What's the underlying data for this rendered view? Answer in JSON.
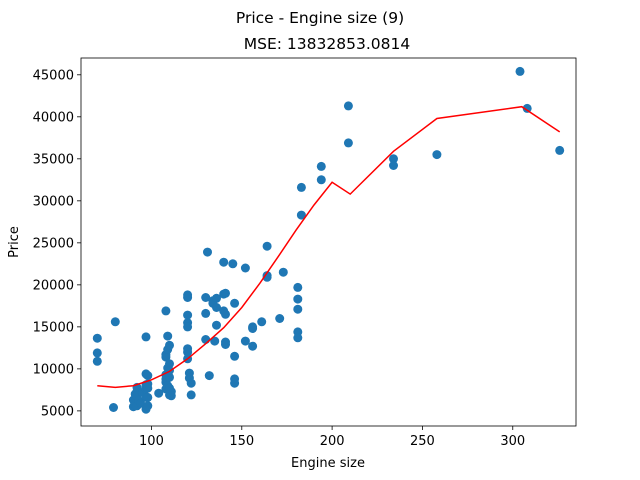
{
  "chart_data": {
    "type": "scatter",
    "title": "Price - Engine size (9)",
    "subtitle": "MSE: 13832853.0814",
    "xlabel": "Engine size",
    "ylabel": "Price",
    "xlim": [
      61,
      335
    ],
    "ylim": [
      3200,
      47000
    ],
    "xticks": [
      100,
      150,
      200,
      250,
      300
    ],
    "yticks": [
      5000,
      10000,
      15000,
      20000,
      25000,
      30000,
      35000,
      40000,
      45000
    ],
    "scatter_color": "#1f77b4",
    "line_color": "#ff0000",
    "series": [
      {
        "name": "data",
        "kind": "scatter",
        "points": [
          [
            70,
            13650
          ],
          [
            70,
            11900
          ],
          [
            70,
            10900
          ],
          [
            79,
            5400
          ],
          [
            80,
            15600
          ],
          [
            90,
            5500
          ],
          [
            90,
            6300
          ],
          [
            91,
            5700
          ],
          [
            91,
            7000
          ],
          [
            92,
            6800
          ],
          [
            92,
            5600
          ],
          [
            92,
            7300
          ],
          [
            92,
            7800
          ],
          [
            93,
            6200
          ],
          [
            94,
            5900
          ],
          [
            95,
            7200
          ],
          [
            97,
            7600
          ],
          [
            97,
            7900
          ],
          [
            97,
            6600
          ],
          [
            97,
            8100
          ],
          [
            97,
            5200
          ],
          [
            97,
            9400
          ],
          [
            97,
            13800
          ],
          [
            98,
            8200
          ],
          [
            98,
            6600
          ],
          [
            98,
            9200
          ],
          [
            98,
            7700
          ],
          [
            98,
            5600
          ],
          [
            104,
            7100
          ],
          [
            108,
            16900
          ],
          [
            108,
            11400
          ],
          [
            108,
            9300
          ],
          [
            108,
            8800
          ],
          [
            108,
            7600
          ],
          [
            108,
            11700
          ],
          [
            108,
            8400
          ],
          [
            109,
            13900
          ],
          [
            109,
            12300
          ],
          [
            109,
            10100
          ],
          [
            109,
            8000
          ],
          [
            110,
            9000
          ],
          [
            110,
            12800
          ],
          [
            110,
            10600
          ],
          [
            110,
            9800
          ],
          [
            110,
            7700
          ],
          [
            110,
            6900
          ],
          [
            111,
            7300
          ],
          [
            111,
            6800
          ],
          [
            120,
            18500
          ],
          [
            120,
            18800
          ],
          [
            120,
            16400
          ],
          [
            120,
            15500
          ],
          [
            120,
            15000
          ],
          [
            120,
            12400
          ],
          [
            120,
            11200
          ],
          [
            120,
            12000
          ],
          [
            121,
            9500
          ],
          [
            121,
            8900
          ],
          [
            122,
            6900
          ],
          [
            122,
            8300
          ],
          [
            130,
            18500
          ],
          [
            130,
            16600
          ],
          [
            130,
            13500
          ],
          [
            131,
            23900
          ],
          [
            132,
            9200
          ],
          [
            134,
            18100
          ],
          [
            134,
            17800
          ],
          [
            135,
            13300
          ],
          [
            136,
            17300
          ],
          [
            136,
            15200
          ],
          [
            136,
            18400
          ],
          [
            140,
            22700
          ],
          [
            140,
            18900
          ],
          [
            140,
            16900
          ],
          [
            141,
            19000
          ],
          [
            141,
            13200
          ],
          [
            141,
            16500
          ],
          [
            141,
            12900
          ],
          [
            145,
            22500
          ],
          [
            146,
            17800
          ],
          [
            146,
            11500
          ],
          [
            146,
            8800
          ],
          [
            146,
            8300
          ],
          [
            152,
            22000
          ],
          [
            152,
            13300
          ],
          [
            156,
            15000
          ],
          [
            156,
            14800
          ],
          [
            156,
            12700
          ],
          [
            161,
            15600
          ],
          [
            164,
            24600
          ],
          [
            164,
            21100
          ],
          [
            164,
            20900
          ],
          [
            171,
            16000
          ],
          [
            173,
            21500
          ],
          [
            181,
            19700
          ],
          [
            181,
            18300
          ],
          [
            181,
            17100
          ],
          [
            181,
            14400
          ],
          [
            181,
            13700
          ],
          [
            183,
            31600
          ],
          [
            183,
            28300
          ],
          [
            194,
            34100
          ],
          [
            194,
            32500
          ],
          [
            209,
            41300
          ],
          [
            209,
            36900
          ],
          [
            234,
            35000
          ],
          [
            234,
            34200
          ],
          [
            258,
            35500
          ],
          [
            304,
            45400
          ],
          [
            308,
            41000
          ],
          [
            326,
            36000
          ]
        ]
      },
      {
        "name": "fit",
        "kind": "line",
        "points": [
          [
            70,
            8000
          ],
          [
            80,
            7800
          ],
          [
            90,
            8000
          ],
          [
            100,
            8700
          ],
          [
            110,
            9700
          ],
          [
            120,
            11200
          ],
          [
            130,
            13000
          ],
          [
            140,
            14900
          ],
          [
            150,
            17300
          ],
          [
            160,
            20200
          ],
          [
            170,
            23300
          ],
          [
            180,
            26500
          ],
          [
            190,
            29500
          ],
          [
            200,
            32200
          ],
          [
            210,
            30800
          ],
          [
            234,
            35900
          ],
          [
            258,
            39800
          ],
          [
            305,
            41200
          ],
          [
            326,
            38200
          ]
        ]
      }
    ]
  }
}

┄┄┄┄┄┄┄┄┄┄┄┄┄┄┄┄┄┄┄┄

▶ [EXERCISE INSTRUCTIONS] Return the lines of the records that include the string "Engine".

▶ [RESULT]
    "title": "Price - Engine size (9)",
    "xlabel": "Engine size",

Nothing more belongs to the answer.